### Instruction
Make an exact copy of the entries, and keep any pictures out of it.

(Saved entries)
..............................

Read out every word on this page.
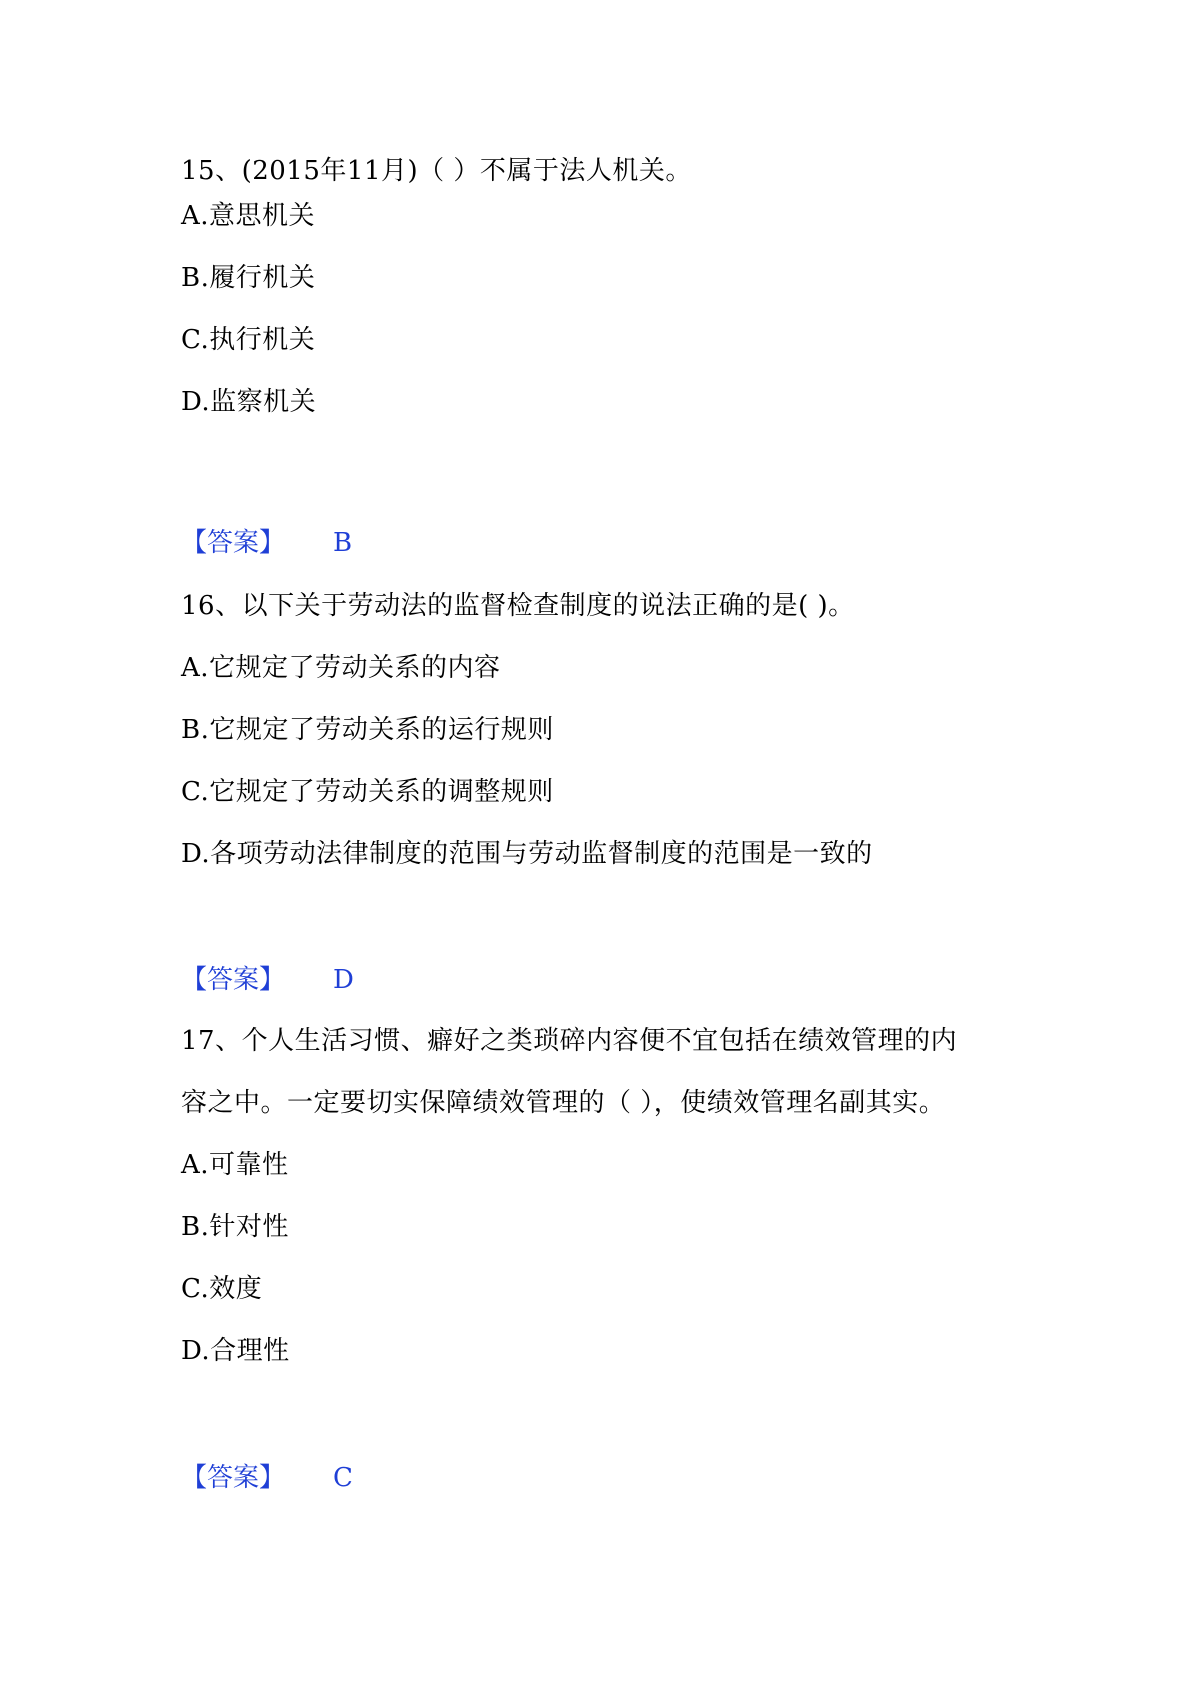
15、(2015年11月)（ ）不属于法人机关。
A.意思机关
B.履行机关
C.执行机关
D.监察机关
【答案】 B
16、以下关于劳动法的监督检查制度的说法正确的是( )。
A.它规定了劳动关系的内容
B.它规定了劳动关系的运行规则
C.它规定了劳动关系的调整规则
D.各项劳动法律制度的范围与劳动监督制度的范围是一致的
【答案】 D
17、个人生活习惯、癖好之类琐碎内容便不宜包括在绩效管理的内
容之中。一定要切实保障绩效管理的（ ），使绩效管理名副其实。
A.可靠性
B.针对性
C.效度
D.合理性
【答案】 C
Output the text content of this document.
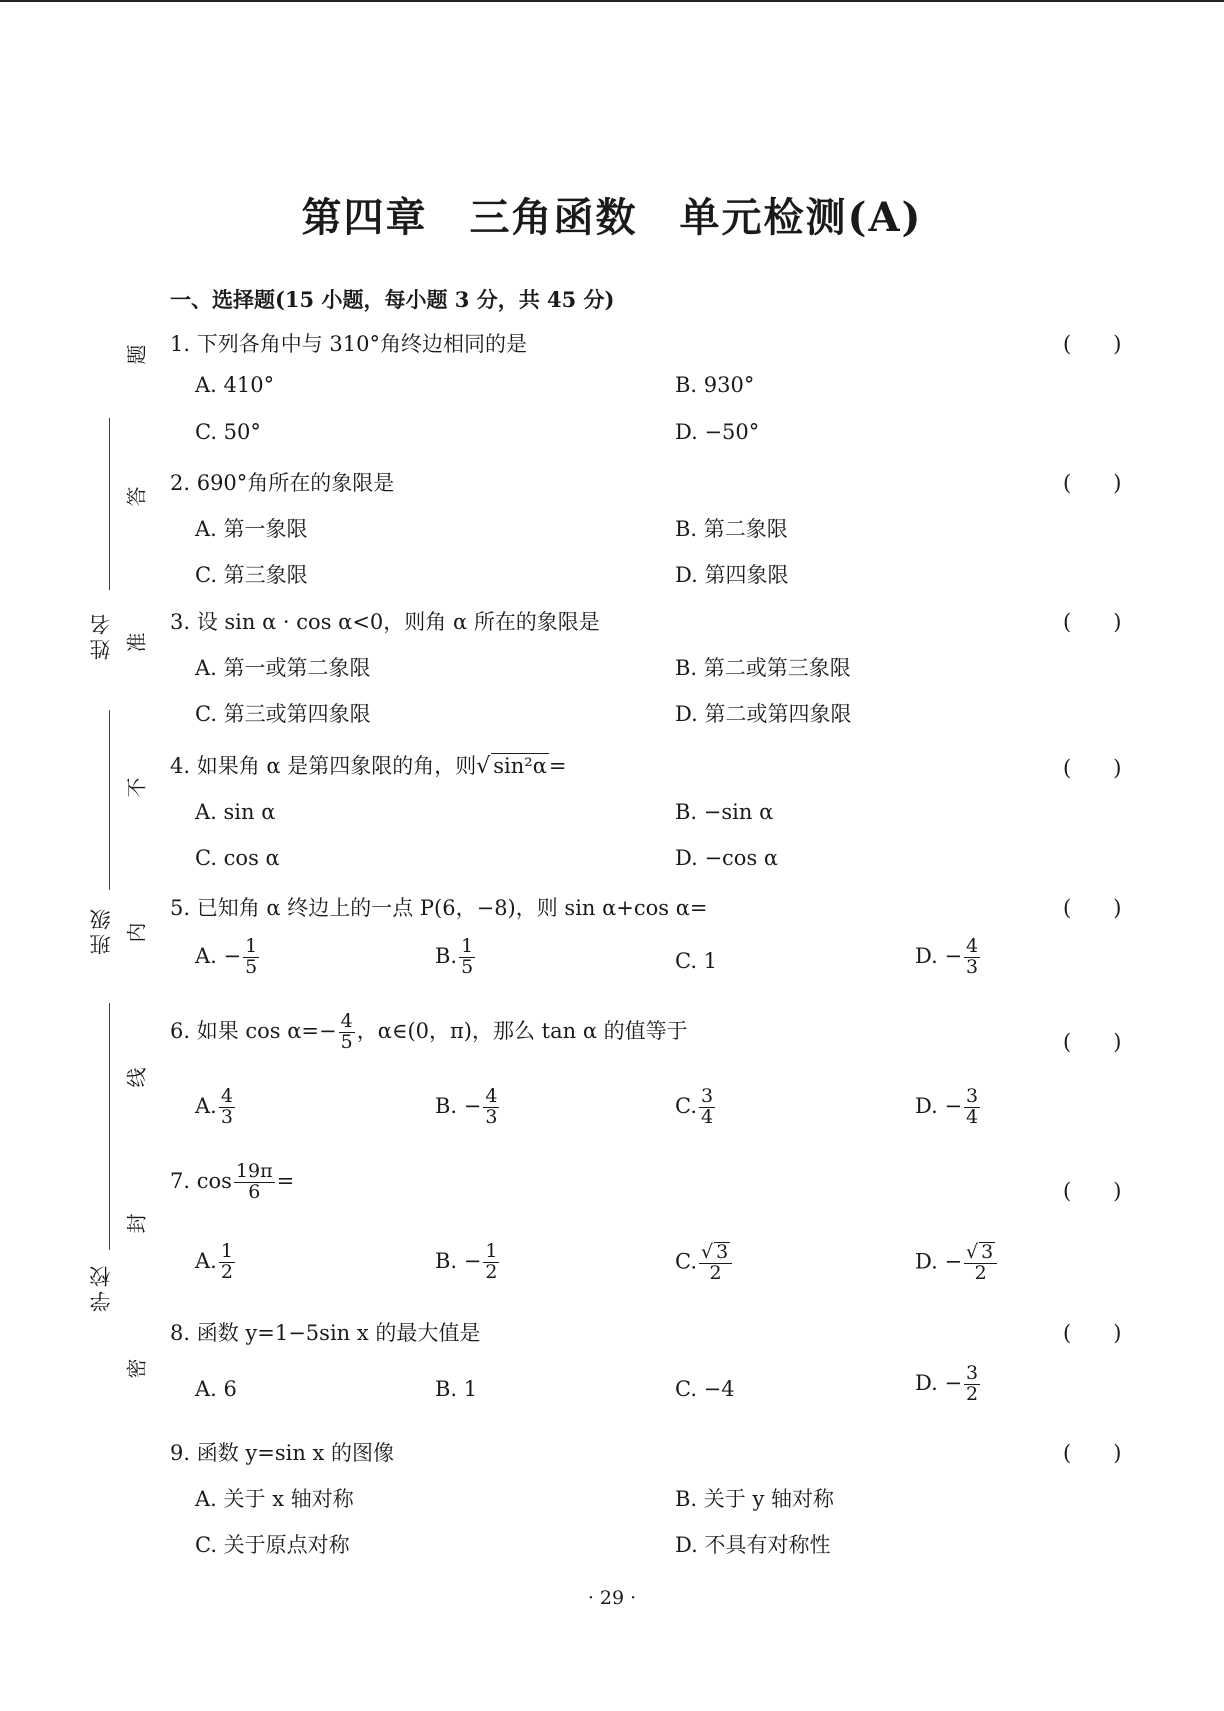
姓名
班级
学校
题
答
准
不
内
线
封
密
第四章　三角函数　单元检测(A)
一、选择题(15 小题，每小题 3 分，共 45 分)
1. 下列各角中与 310°角终边相同的是	(　　)
A. 410°	B. 930°
C. 50°	D. −50°
2. 690°角所在的象限是	(　　)
A. 第一象限	B. 第二象限
C. 第三象限	D. 第四象限
3. 设 sin α · cos α<0，则角 α 所在的象限是	(　　)
A. 第一或第二象限	B. 第二或第三象限
C. 第三或第四象限	D. 第二或第四象限
4. 如果角 α 是第四象限的角，则√ sin²α=	(　　)
A. sin α	B. −sin α
C. cos α	D. −cos α
5. 已知角 α 终边上的一点 P(6，−8)，则 sin α+cos α=	(　　)
A. − $\frac{1}{5}$	B. $\frac{1}{5}$	C. 1	D. − $\frac{4}{3}$
6. 如果 $\cos \alpha=- \frac{4}{5}$ ，α∈(0，π)，那么 tan α 的值等于	(　　)
A. $\frac{4}{3}$	B. − $\frac{4}{3}$	C. $\frac{3}{4}$	D. − $\frac{3}{4}$
7. $\cos \frac{19\pi}{6}$ =	(　　)
A. $\frac{1}{2}$	B. − $\frac{1}{2}$	C. $\frac{√ 3}{2}$	D. − $\frac{√ 3}{2}$
8. 函数 y=1−5sin x 的最大值是	(　　)
A. 6	B. 1	C. −4	D. − $\frac{3}{2}$
9. 函数 y=sin x 的图像	(　　)
A. 关于 x 轴对称	B. 关于 y 轴对称
C. 关于原点对称	D. 不具有对称性
· 29 ·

..............................

### Result below
Read out every word on this page.
15、(2015年11月)（ ）不属于法人机关。
A.意思机关
B.履行机关
C.执行机关
D.监察机关
【答案】 B
16、以下关于劳动法的监督检查制度的说法正确的是( )。
A.它规定了劳动关系的内容
B.它规定了劳动关系的运行规则
C.它规定了劳动关系的调整规则
D.各项劳动法律制度的范围与劳动监督制度的范围是一致的
【答案】 D
17、个人生活习惯、癖好之类琐碎内容便不宜包括在绩效管理的内
容之中。一定要切实保障绩效管理的（ ），使绩效管理名副其实。
A.可靠性
B.针对性
C.效度
D.合理性
【答案】 C
Output the text content of this document.
姓名
班级
学校
题
答
准
不
内
线
封
密
第四章　三角函数　单元检测(A)
一、选择题(15 小题，每小题 3 分，共 45 分)
1. 下列各角中与 310°角终边相同的是	(　　)
A. 410°	B. 930°
C. 50°	D. −50°
2. 690°角所在的象限是	(　　)
A. 第一象限	B. 第二象限
C. 第三象限	D. 第四象限
3. 设 sin α · cos α<0，则角 α 所在的象限是	(　　)
A. 第一或第二象限	B. 第二或第三象限
C. 第三或第四象限	D. 第二或第四象限
4. 如果角 α 是第四象限的角，则√ sin²α=	(　　)
A. sin α	B. −sin α
C. cos α	D. −cos α
5. 已知角 α 终边上的一点 P(6，−8)，则 sin α+cos α=	(　　)
A. − $\frac{1}{5}$	B. $\frac{1}{5}$	C. 1	D. − $\frac{4}{3}$
6. 如果 $\cos \alpha=- \frac{4}{5}$ ，α∈(0，π)，那么 tan α 的值等于	(　　)
A. $\frac{4}{3}$	B. − $\frac{4}{3}$	C. $\frac{3}{4}$	D. − $\frac{3}{4}$
7. $\cos \frac{19\pi}{6}$ =	(　　)
A. $\frac{1}{2}$	B. − $\frac{1}{2}$	C. $\frac{√ 3}{2}$	D. − $\frac{√ 3}{2}$
8. 函数 y=1−5sin x 的最大值是	(　　)
A. 6	B. 1	C. −4	D. − $\frac{3}{2}$
9. 函数 y=sin x 的图像	(　　)
A. 关于 x 轴对称	B. 关于 y 轴对称
C. 关于原点对称	D. 不具有对称性
· 29 ·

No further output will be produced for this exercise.